Written task: Every line that includes the word "return" is to be listed.

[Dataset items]
————————
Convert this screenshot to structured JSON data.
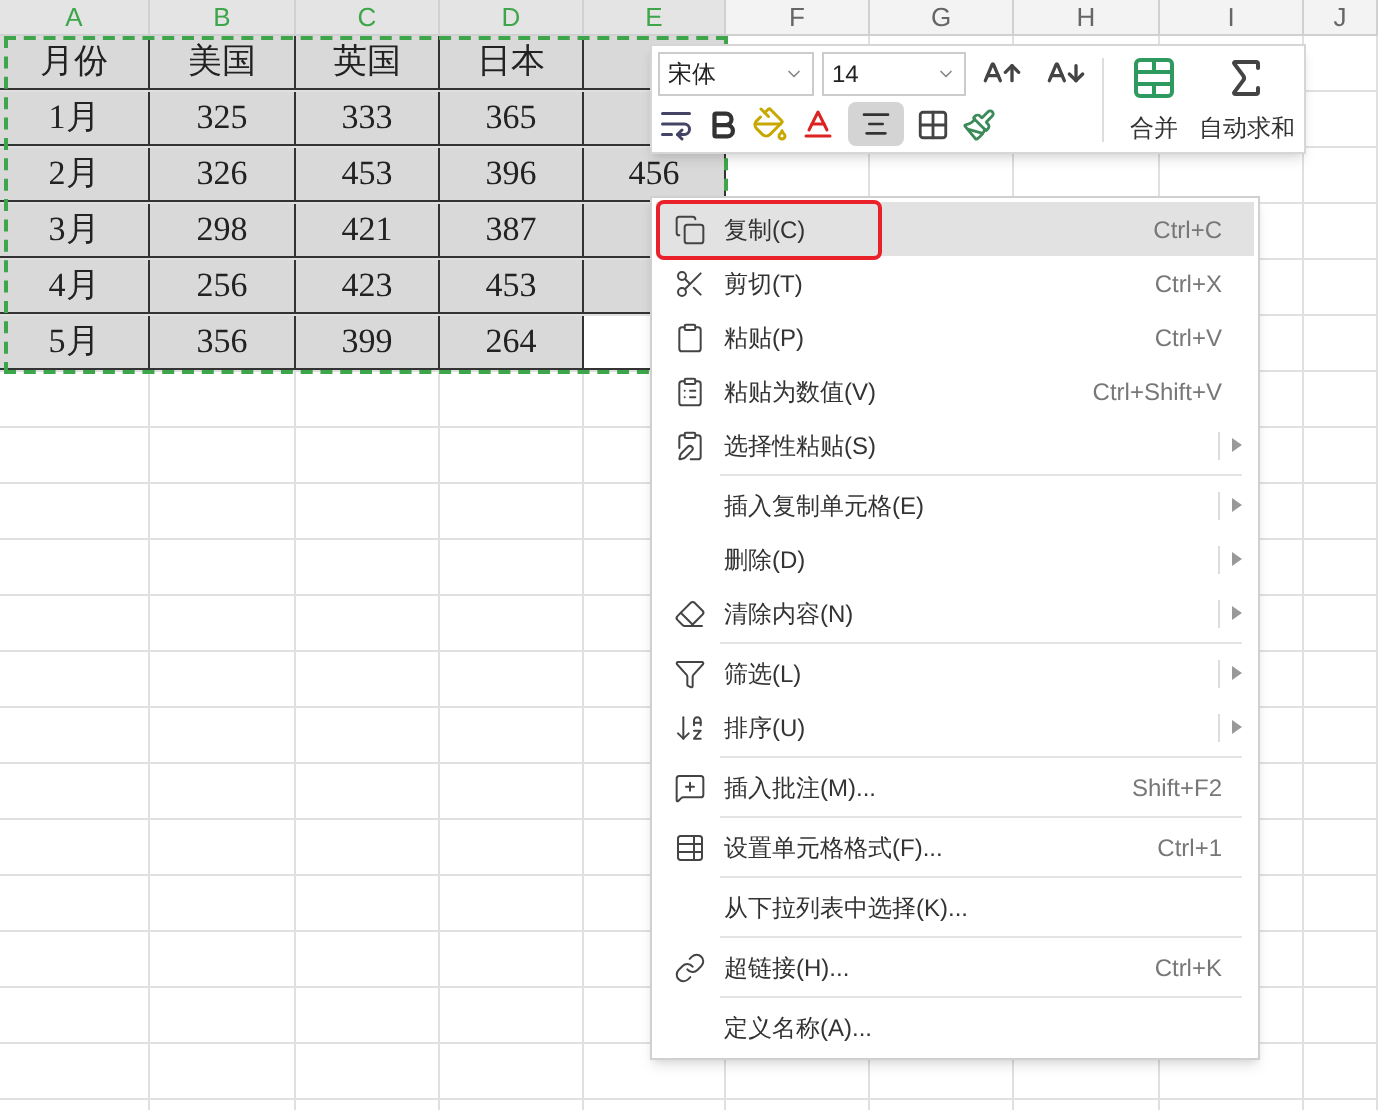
{
  "columns": [
    {
      "label": "A",
      "selected": true
    },
    {
      "label": "B",
      "selected": true
    },
    {
      "label": "C",
      "selected": true
    },
    {
      "label": "D",
      "selected": true
    },
    {
      "label": "E",
      "selected": true
    },
    {
      "label": "F",
      "selected": false
    },
    {
      "label": "G",
      "selected": false
    },
    {
      "label": "H",
      "selected": false
    },
    {
      "label": "I",
      "selected": false
    },
    {
      "label": "J",
      "selected": false
    }
  ],
  "table": {
    "rows": [
      {
        "cells": [
          {
            "text": "月份",
            "active": false
          },
          {
            "text": "美国",
            "active": false
          },
          {
            "text": "英国",
            "active": false
          },
          {
            "text": "日本",
            "active": false
          },
          {
            "active": false
          }
        ]
      },
      {
        "cells": [
          {
            "text": "1月",
            "active": false
          },
          {
            "text": "325",
            "active": false
          },
          {
            "text": "333",
            "active": false
          },
          {
            "text": "365",
            "active": false
          },
          {
            "active": false
          }
        ]
      },
      {
        "cells": [
          {
            "text": "2月",
            "active": false
          },
          {
            "text": "326",
            "active": false
          },
          {
            "text": "453",
            "active": false
          },
          {
            "text": "396",
            "active": false
          },
          {
            "text": "456",
            "active": false
          }
        ]
      },
      {
        "cells": [
          {
            "text": "3月",
            "active": false
          },
          {
            "text": "298",
            "active": false
          },
          {
            "text": "421",
            "active": false
          },
          {
            "text": "387",
            "active": false
          },
          {
            "active": false
          }
        ]
      },
      {
        "cells": [
          {
            "text": "4月",
            "active": false
          },
          {
            "text": "256",
            "active": false
          },
          {
            "text": "423",
            "active": false
          },
          {
            "text": "453",
            "active": false
          },
          {
            "active": false
          }
        ]
      },
      {
        "cells": [
          {
            "text": "5月",
            "active": false
          },
          {
            "text": "356",
            "active": false
          },
          {
            "text": "399",
            "active": false
          },
          {
            "text": "264",
            "active": false
          },
          {
            "active": true
          }
        ]
      }
    ]
  },
  "mini_toolbar": {
    "font": "宋体",
    "size": "14",
    "align_pressed": true,
    "merge": "合并",
    "autosum": "自动求和"
  },
  "context_menu": {
    "items": [
      {
        "kind": "copy",
        "label": "复制(C)",
        "shortcut": "Ctrl+C",
        "submenu": false,
        "highlighted": true
      },
      {
        "kind": "cut",
        "label": "剪切(T)",
        "shortcut": "Ctrl+X",
        "submenu": false,
        "highlighted": false
      },
      {
        "kind": "paste",
        "label": "粘贴(P)",
        "shortcut": "Ctrl+V",
        "submenu": false,
        "highlighted": false
      },
      {
        "kind": "paste-values",
        "label": "粘贴为数值(V)",
        "shortcut": "Ctrl+Shift+V",
        "submenu": false,
        "highlighted": false
      },
      {
        "kind": "paste-special",
        "label": "选择性粘贴(S)",
        "submenu": true,
        "highlighted": false
      },
      {
        "kind": "separator"
      },
      {
        "kind": "plain",
        "label": "插入复制单元格(E)",
        "submenu": true,
        "highlighted": false
      },
      {
        "kind": "plain",
        "label": "删除(D)",
        "submenu": true,
        "highlighted": false
      },
      {
        "kind": "clear",
        "label": "清除内容(N)",
        "submenu": true,
        "highlighted": false
      },
      {
        "kind": "separator"
      },
      {
        "kind": "filter",
        "label": "筛选(L)",
        "submenu": true,
        "highlighted": false
      },
      {
        "kind": "sort",
        "label": "排序(U)",
        "submenu": true,
        "highlighted": false
      },
      {
        "kind": "separator"
      },
      {
        "kind": "comment",
        "label": "插入批注(M)...",
        "shortcut": "Shift+F2",
        "submenu": false,
        "highlighted": false
      },
      {
        "kind": "separator"
      },
      {
        "kind": "format",
        "label": "设置单元格格式(F)...",
        "shortcut": "Ctrl+1",
        "submenu": false,
        "highlighted": false
      },
      {
        "kind": "separator"
      },
      {
        "kind": "plain",
        "label": "从下拉列表中选择(K)...",
        "submenu": false,
        "highlighted": false
      },
      {
        "kind": "separator"
      },
      {
        "kind": "link",
        "label": "超链接(H)...",
        "shortcut": "Ctrl+K",
        "submenu": false,
        "highlighted": false
      },
      {
        "kind": "separator"
      },
      {
        "kind": "plain",
        "label": "定义名称(A)...",
        "submenu": false,
        "highlighted": false
      }
    ]
  }
}
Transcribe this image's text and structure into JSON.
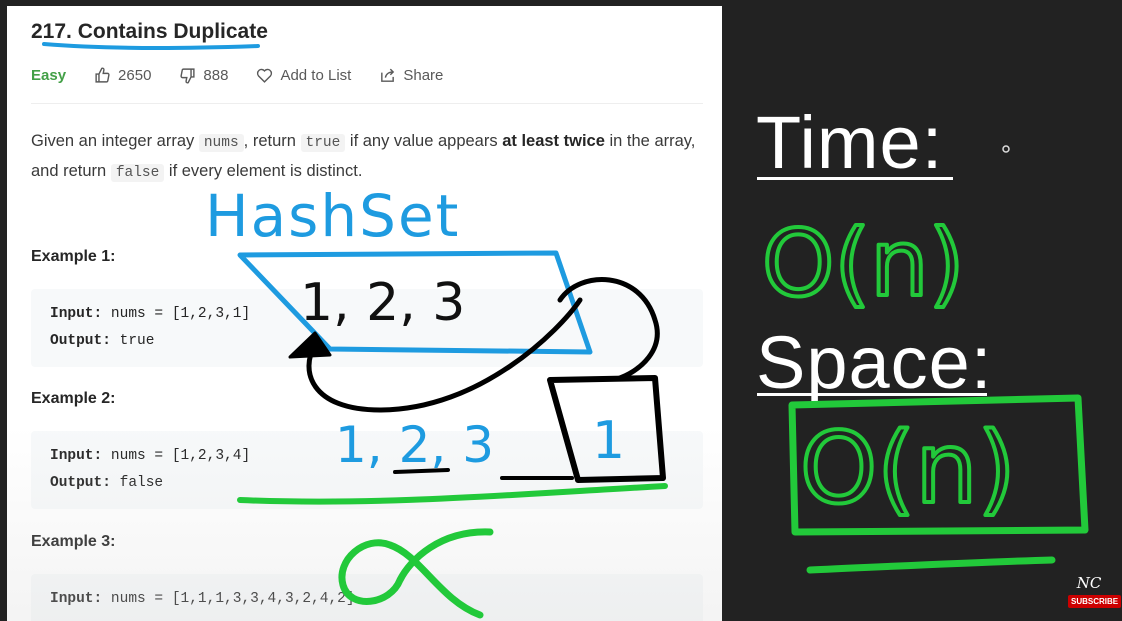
{
  "problem": {
    "title": "217. Contains Duplicate",
    "difficulty": "Easy",
    "likes": "2650",
    "dislikes": "888",
    "add_to_list": "Add to List",
    "share": "Share"
  },
  "description": {
    "part1": "Given an integer array ",
    "code1": "nums",
    "part2": ", return ",
    "code2": "true",
    "part3": " if any value appears ",
    "bold": "at least twice",
    "part4": " in the array, and return ",
    "code3": "false",
    "part5": " if every element is distinct."
  },
  "examples": [
    {
      "title": "Example 1:",
      "input_label": "Input:",
      "input": " nums = [1,2,3,1]",
      "output_label": "Output:",
      "output": " true"
    },
    {
      "title": "Example 2:",
      "input_label": "Input:",
      "input": " nums = [1,2,3,4]",
      "output_label": "Output:",
      "output": " false"
    },
    {
      "title": "Example 3:",
      "input_label": "Input:",
      "input": " nums = [1,1,1,3,3,4,3,2,4,2]"
    }
  ],
  "whiteboard": {
    "time_label": "Time:",
    "space_label": "Space:",
    "hashset_text": "HashSet",
    "hashset_items": "1, 2, 3",
    "array_items": "1, 2, 3",
    "box_item": "1",
    "time_complexity": "O(n)",
    "space_complexity": "O(n)",
    "colors": {
      "blue": "#1e9be0",
      "green": "#22c93a",
      "black": "#000000"
    }
  },
  "channel": {
    "logo": "NC",
    "subscribe": "SUBSCRIBE"
  }
}
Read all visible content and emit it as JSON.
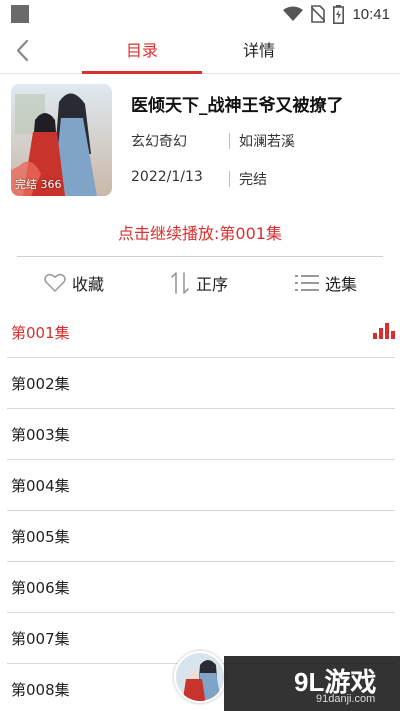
{
  "status_bar": {
    "time": "10:41"
  },
  "nav": {
    "tabs": [
      {
        "label": "目录",
        "active": true
      },
      {
        "label": "详情",
        "active": false
      }
    ]
  },
  "book": {
    "title": "医倾天下_战神王爷又被撩了",
    "cover_caption": "完结 366",
    "genre": "玄幻奇幻",
    "author": "如澜若溪",
    "date": "2022/1/13",
    "status": "完结"
  },
  "continue_play": "点击继续播放:第001集",
  "actions": {
    "favorite": "收藏",
    "order": "正序",
    "select": "选集"
  },
  "episodes": [
    {
      "label": "第001集",
      "playing": true
    },
    {
      "label": "第002集"
    },
    {
      "label": "第003集"
    },
    {
      "label": "第004集"
    },
    {
      "label": "第005集"
    },
    {
      "label": "第006集"
    },
    {
      "label": "第007集"
    },
    {
      "label": "第008集"
    }
  ],
  "watermark": {
    "logo": "9L游戏",
    "url": "91danji.com"
  },
  "colors": {
    "accent": "#d9302e",
    "divider": "#d8d8d8"
  }
}
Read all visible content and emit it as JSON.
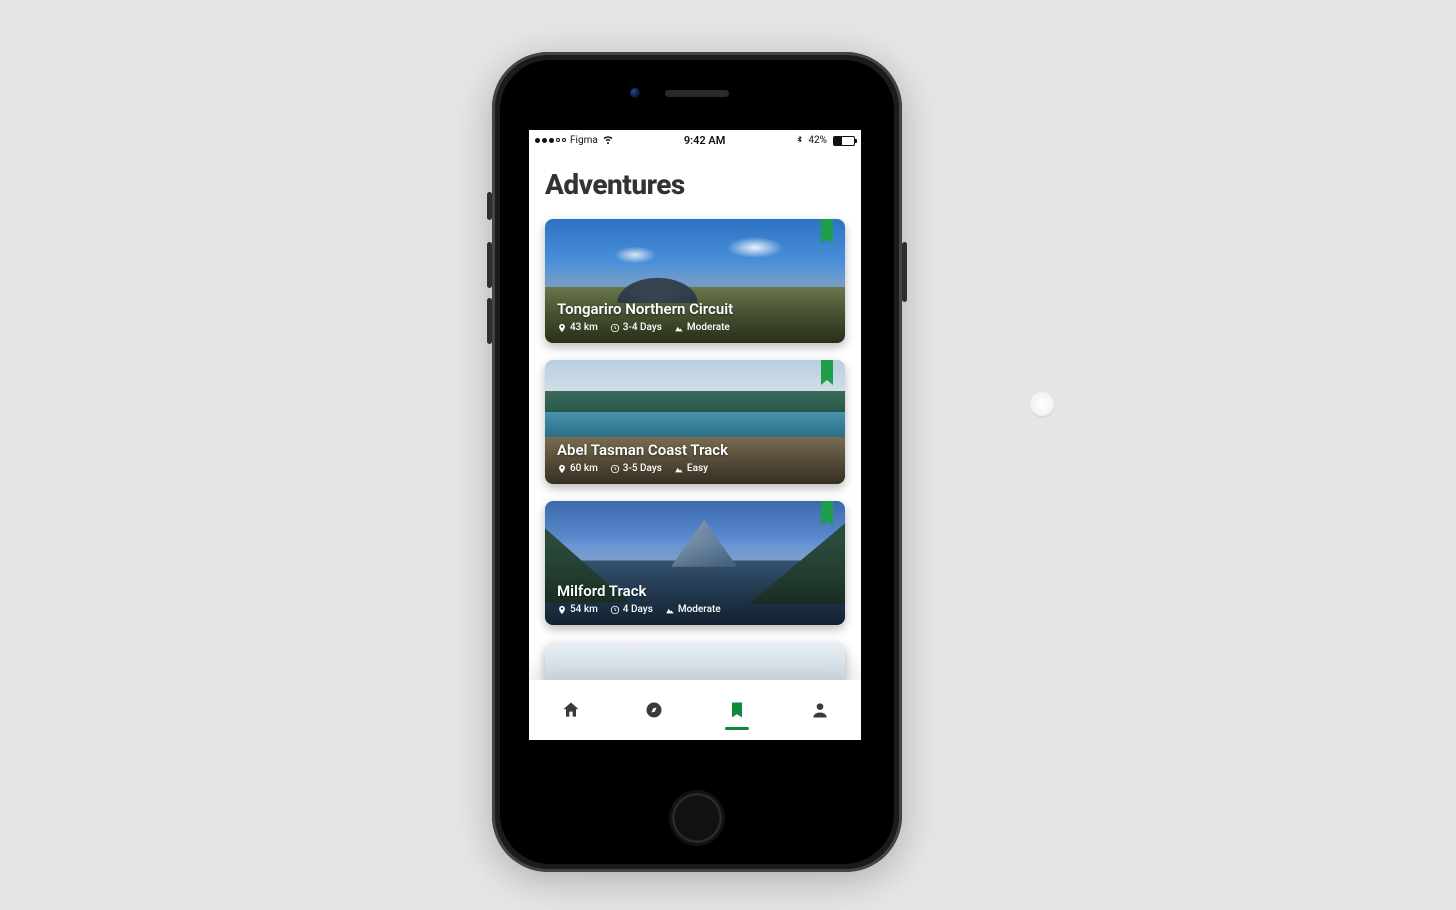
{
  "status": {
    "carrier": "Figma",
    "time": "9:42 AM",
    "battery_pct": "42%",
    "battery_fill_pct": 42
  },
  "page": {
    "title": "Adventures"
  },
  "cards": [
    {
      "name": "Tongariro Northern Circuit",
      "distance": "43 km",
      "duration": "3-4 Days",
      "difficulty": "Moderate"
    },
    {
      "name": "Abel Tasman Coast Track",
      "distance": "60 km",
      "duration": "3-5 Days",
      "difficulty": "Easy"
    },
    {
      "name": "Milford Track",
      "distance": "54 km",
      "duration": "4 Days",
      "difficulty": "Moderate"
    }
  ],
  "tabs": {
    "active_index": 2
  },
  "colors": {
    "accent_green": "#0f8a3a"
  }
}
————————
Answer:
    "part2": ", return ",
    "part4": " in the array, and return ",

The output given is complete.